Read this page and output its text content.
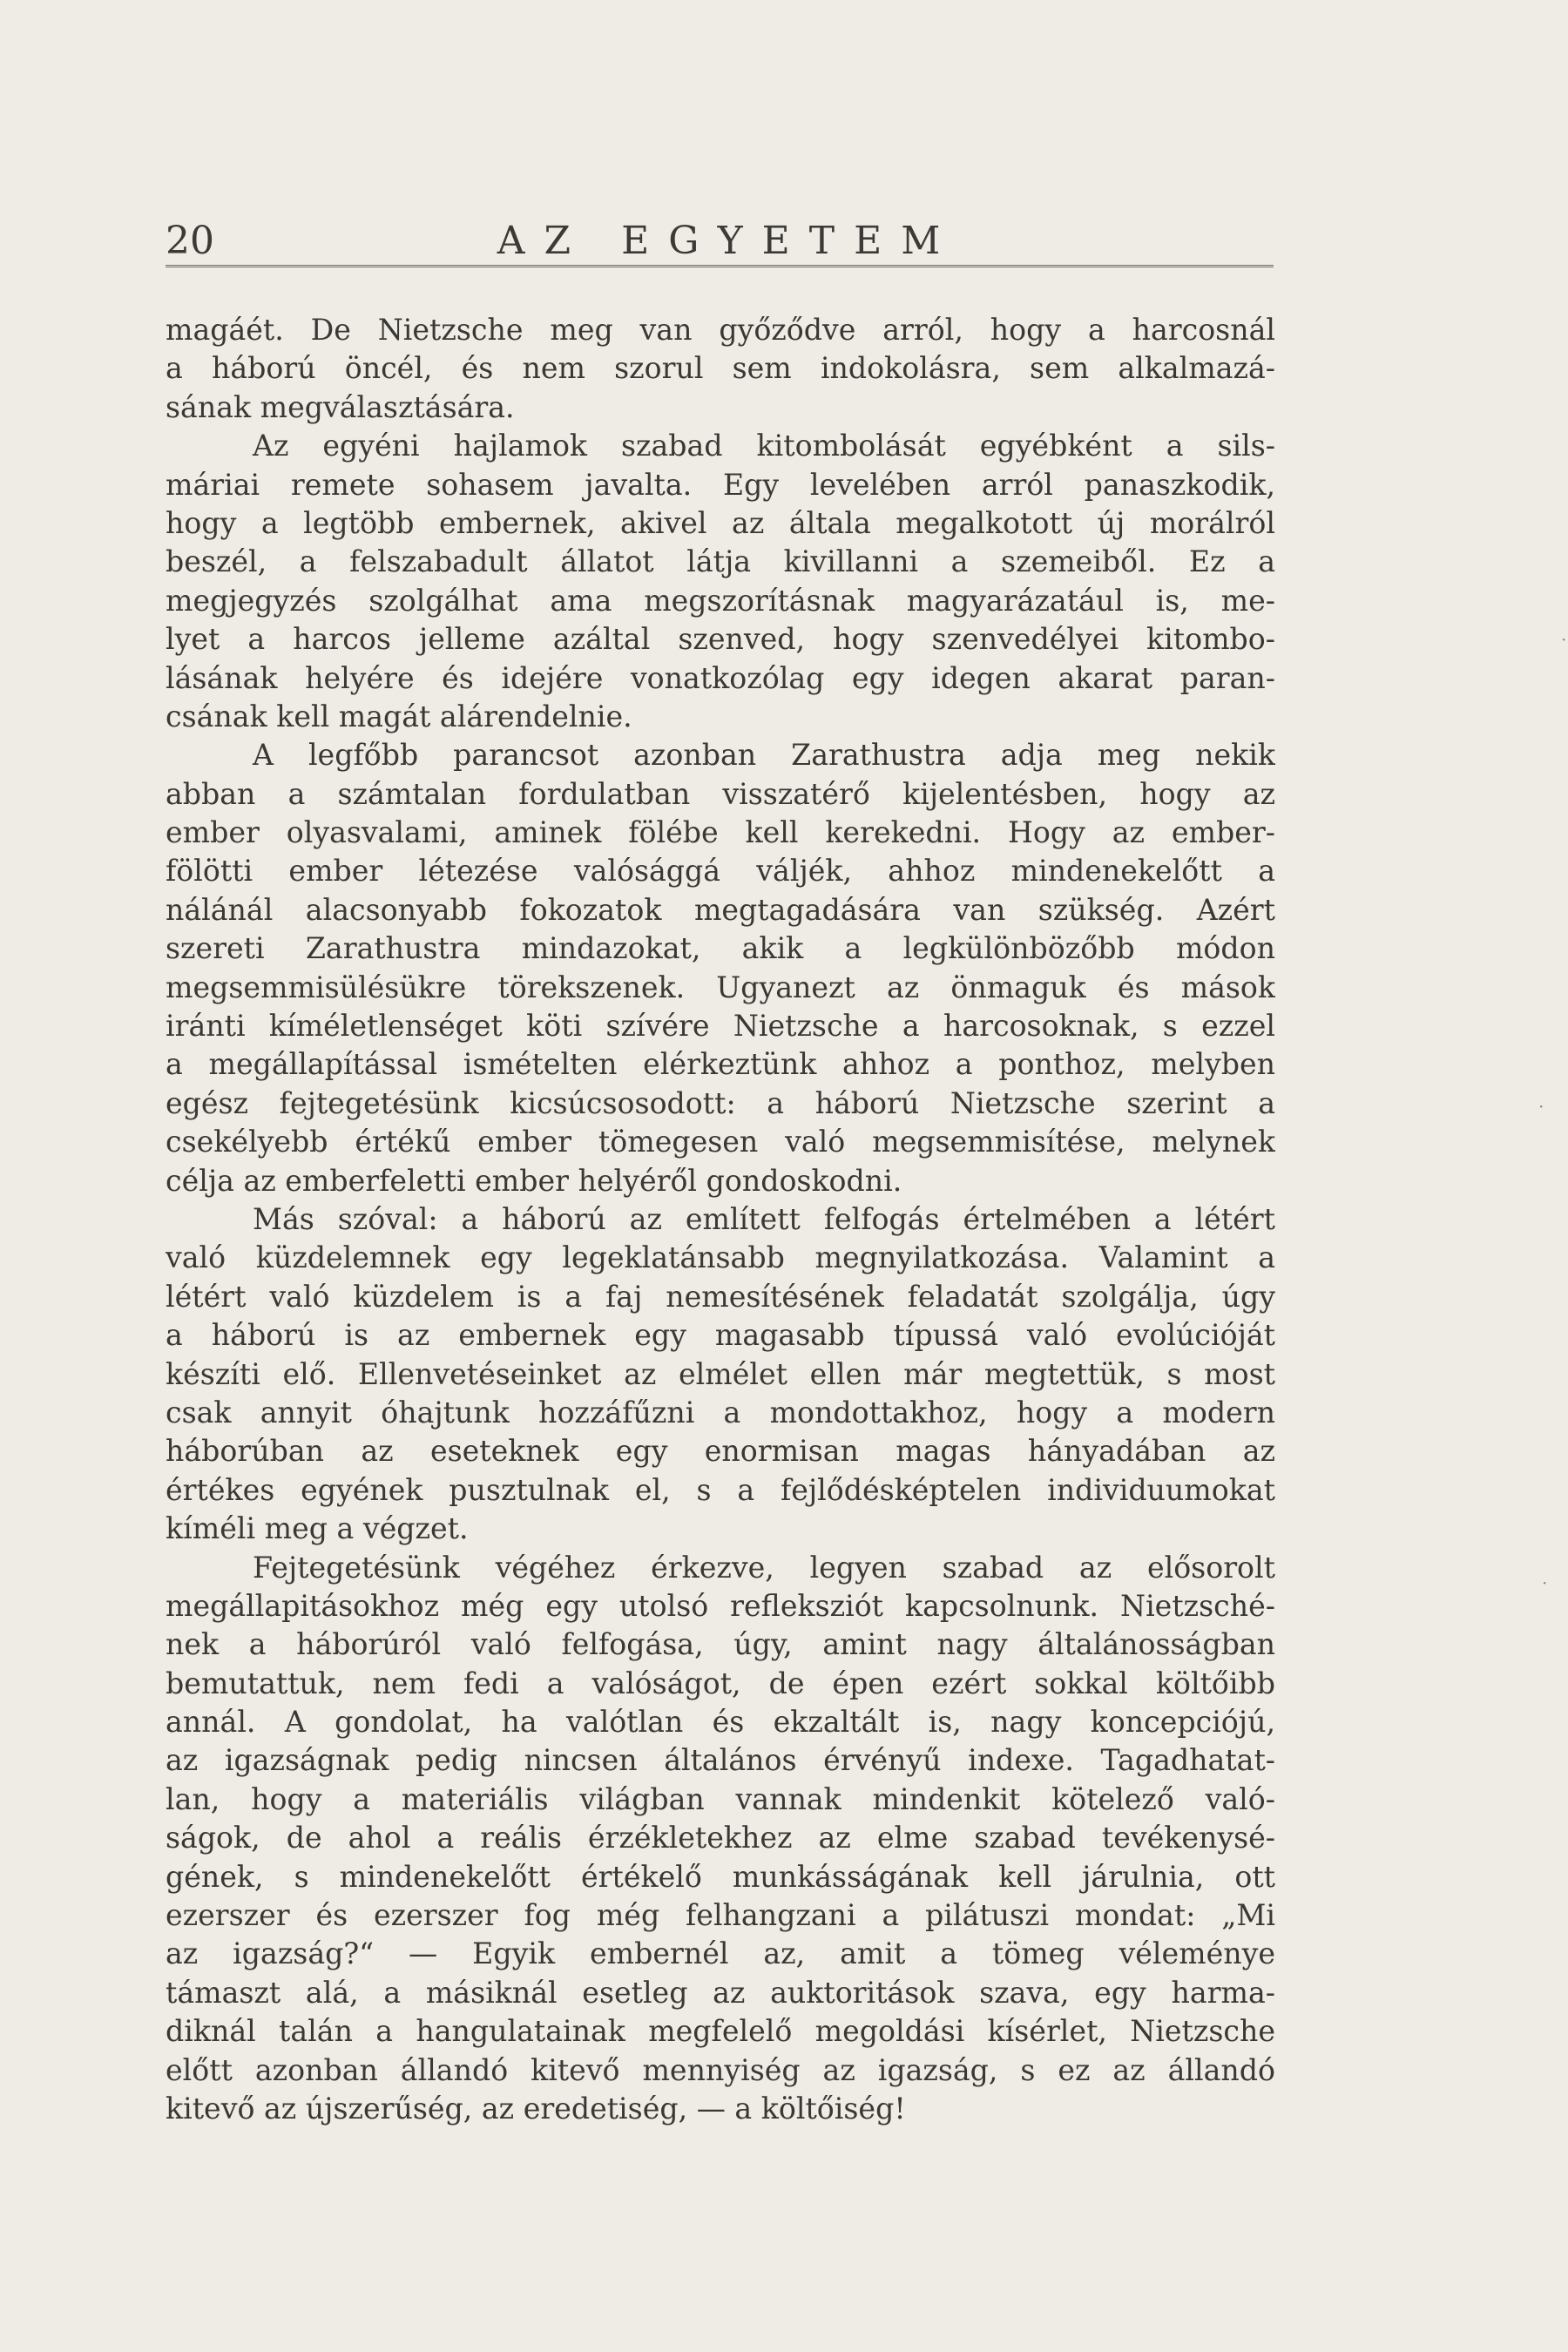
20	AZ EGYETEM
magáét. De Nietzsche meg van győződve arról, hogy a harcosnál
a háború öncél, és nem szorul sem indokolásra, sem alkalmazá-
sának megválasztására.
Az egyéni hajlamok szabad kitombolását egyébként a sils-
máriai remete sohasem javalta. Egy levelében arról panaszkodik,
hogy a legtöbb embernek, akivel az általa megalkotott új morálról
beszél, a felszabadult állatot látja kivillanni a szemeiből. Ez a
megjegyzés szolgálhat ama megszorításnak magyarázatául is, me-
lyet a harcos jelleme azáltal szenved, hogy szenvedélyei kitombo-
lásának helyére és idejére vonatkozólag egy idegen akarat paran-
csának kell magát alárendelnie.
A legfőbb parancsot azonban Zarathustra adja meg nekik
abban a számtalan fordulatban visszatérő kijelentésben, hogy az
ember olyasvalami, aminek fölébe kell kerekedni. Hogy az ember-
fölötti ember létezése valósággá váljék, ahhoz mindenekelőtt a
nálánál alacsonyabb fokozatok megtagadására van szükség. Azért
szereti Zarathustra mindazokat, akik a legkülönbözőbb módon
megsemmisülésükre törekszenek. Ugyanezt az önmaguk és mások
iránti kíméletlenséget köti szívére Nietzsche a harcosoknak, s ezzel
a megállapítással ismételten elérkeztünk ahhoz a ponthoz, melyben
egész fejtegetésünk kicsúcsosodott: a háború Nietzsche szerint a
csekélyebb értékű ember tömegesen való megsemmisítése, melynek
célja az emberfeletti ember helyéről gondoskodni.
Más szóval: a háború az említett felfogás értelmében a létért
való küzdelemnek egy legeklatánsabb megnyilatkozása. Valamint a
létért való küzdelem is a faj nemesítésének feladatát szolgálja, úgy
a háború is az embernek egy magasabb típussá való evolúcióját
készíti elő. Ellenvetéseinket az elmélet ellen már megtettük, s most
csak annyit óhajtunk hozzáfűzni a mondottakhoz, hogy a modern
háborúban az eseteknek egy enormisan magas hányadában az
értékes egyének pusztulnak el, s a fejlődésképtelen individuumokat
kíméli meg a végzet.
Fejtegetésünk végéhez érkezve, legyen szabad az elősorolt
megállapitásokhoz még egy utolsó refleksziót kapcsolnunk. Nietzsché-
nek a háborúról való felfogása, úgy, amint nagy általánosságban
bemutattuk, nem fedi a valóságot, de épen ezért sokkal költőibb
annál. A gondolat, ha valótlan és ekzaltált is, nagy koncepciójú,
az igazságnak pedig nincsen általános érvényű indexe. Tagadhatat-
lan, hogy a materiális világban vannak mindenkit kötelező való-
ságok, de ahol a reális érzékletekhez az elme szabad tevékenysé-
gének, s mindenekelőtt értékelő munkásságának kell járulnia, ott
ezerszer és ezerszer fog még felhangzani a pilátuszi mondat: „Mi
az igazság?“ — Egyik embernél az, amit a tömeg véleménye
támaszt alá, a másiknál esetleg az auktoritások szava, egy harma-
diknál talán a hangulatainak megfelelő megoldási kísérlet, Nietzsche
előtt azonban állandó kitevő mennyiség az igazság, s ez az állandó
kitevő az újszerűség, az eredetiség, — a költőiség!
·
·
·
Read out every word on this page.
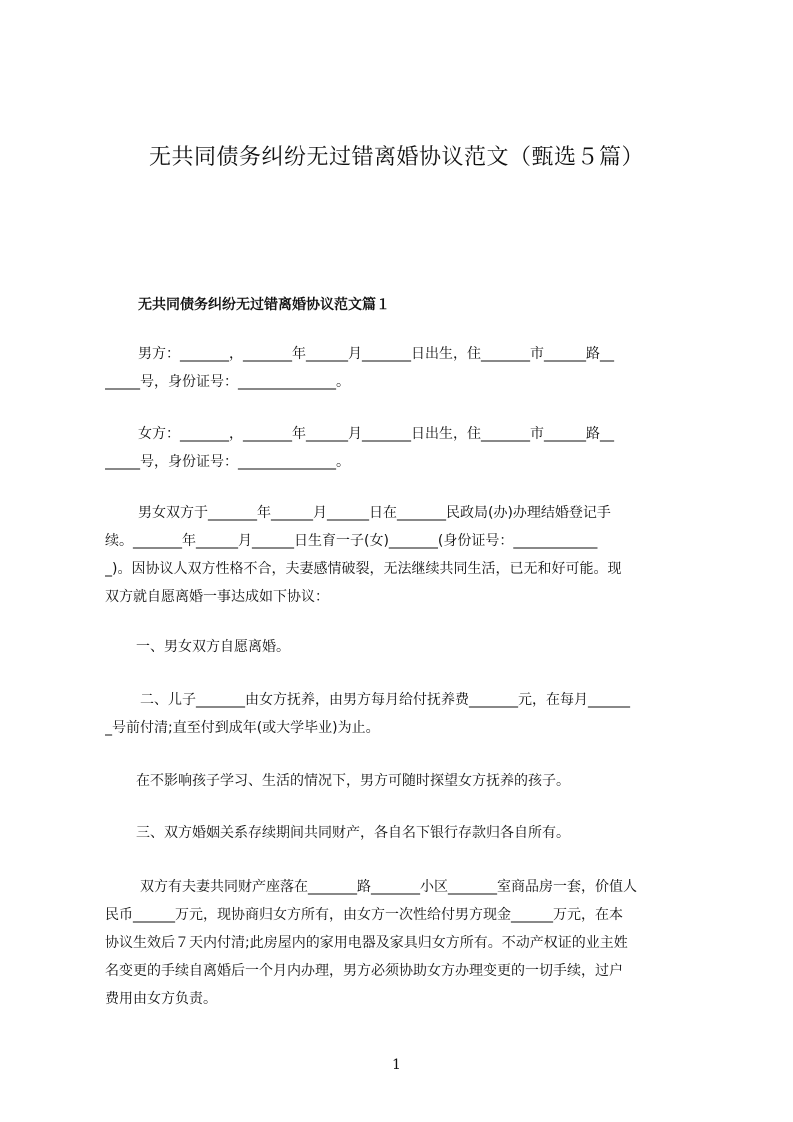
无共同债务纠纷无过错离婚协议范文（甄选５篇）
无共同债务纠纷无过错离婚协议范文篇１

男方：_______，_______年______月_______日出生，住_______市______路__
_____号，身份证号：______________。

女方：_______，_______年______月_______日出生，住_______市______路__
_____号，身份证号：______________。

男女双方于_______年______月______日在_______民政局(办)办理结婚登记手
续。_______年______月______日生育一子(女)_______(身份证号：____________
_)。因协议人双方性格不合，夫妻感情破裂，无法继续共同生活，已无和好可能。现
双方就自愿离婚一事达成如下协议：

一、男女双方自愿离婚。

二、儿子_______由女方抚养，由男方每月给付抚养费_______元，在每月______
_号前付清;直至付到成年(或大学毕业)为止。

在不影响孩子学习、生活的情况下，男方可随时探望女方抚养的孩子。

三、双方婚姻关系存续期间共同财产，各自名下银行存款归各自所有。

双方有夫妻共同财产座落在_______路_______小区_______室商品房一套，价值人
民币______万元，现协商归女方所有，由女方一次性给付男方现金______万元，在本
协议生效后７天内付清;此房屋内的家用电器及家具归女方所有。不动产权证的业主姓
名变更的手续自离婚后一个月内办理，男方必须协助女方办理变更的一切手续，过户
费用由女方负责。

1
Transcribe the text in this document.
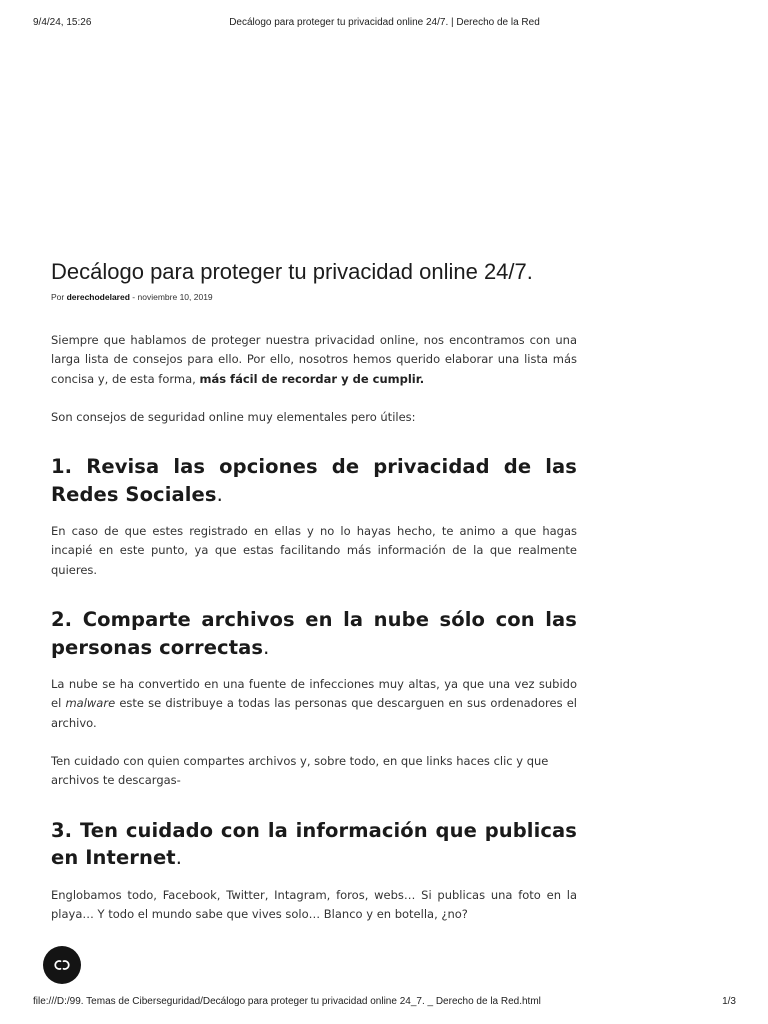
9/4/24, 15:26	Decálogo para proteger tu privacidad online 24/7. | Derecho de la Red
Decálogo para proteger tu privacidad online 24/7.
Por derechodelared - noviembre 10, 2019

Siempre que hablamos de proteger nuestra privacidad online, nos encontramos con una larga lista de consejos para ello. Por ello, nosotros hemos querido elaborar una lista más concisa y, de esta forma, más fácil de recordar y de cumplir.

Son consejos de seguridad online muy elementales pero útiles:

1. Revisa las opciones de privacidad de las Redes Sociales.

En caso de que estes registrado en ellas y no lo hayas hecho, te animo a que hagas incapié en este punto, ya que estas facilitando más información de la que realmente quieres.

2. Comparte archivos en la nube sólo con las personas correctas.

La nube se ha convertido en una fuente de infecciones muy altas, ya que una vez subido el malware este se distribuye a todas las personas que descarguen en sus ordenadores el archivo.

Ten cuidado con quien compartes archivos y, sobre todo, en que links haces clic y que archivos te descargas-

3. Ten cuidado con la información que publicas en Internet.

Englobamos todo, Facebook, Twitter, Intagram, foros, webs… Si publicas una foto en la playa… Y todo el mundo sabe que vives solo… Blanco y en botella, ¿no?

file:///D:/99. Temas de Ciberseguridad/Decálogo para proteger tu privacidad online 24_7. _ Derecho de la Red.html	1/3
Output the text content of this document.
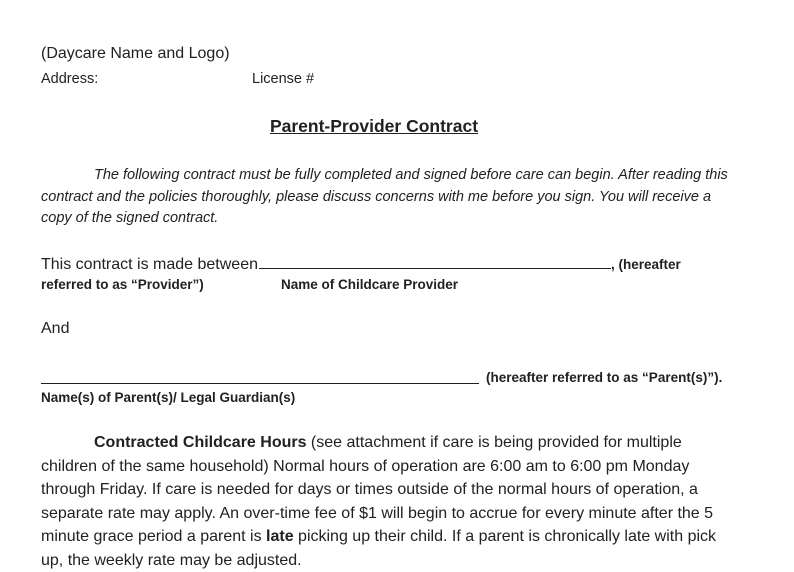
(Daycare Name and Logo)
Address:	License #
Parent-Provider Contract
The following contract must be fully completed and signed before care can begin. After reading this contract and the policies thoroughly, please discuss concerns with me before you sign. You will receive a copy of the signed contract.
This contract is made between	, (hereafter
referred to as “Provider”)	Name of Childcare Provider
And
(hereafter referred to as “Parent(s)”).
Name(s) of Parent(s)/ Legal Guardian(s)
Contracted Childcare Hours (see attachment if care is being provided for multiple children of the same household) Normal hours of operation are 6:00 am to 6:00 pm Monday through Friday. If care is needed for days or times outside of the normal hours of operation, a separate rate may apply. An over-time fee of $1 will begin to accrue for every minute after the 5 minute grace period a parent is late picking up their child. If a parent is chronically late with pick up, the weekly rate may be adjusted.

.....

◆ What the task requires
Copy out every line of the material above that mentions the word "cuidado".

◆ Worked answer
Ten cuidado con quien compartes archivos y, sobre todo, en que links haces clic y que archivos te descargas-
3. Ten cuidado con la información que publicas en Internet.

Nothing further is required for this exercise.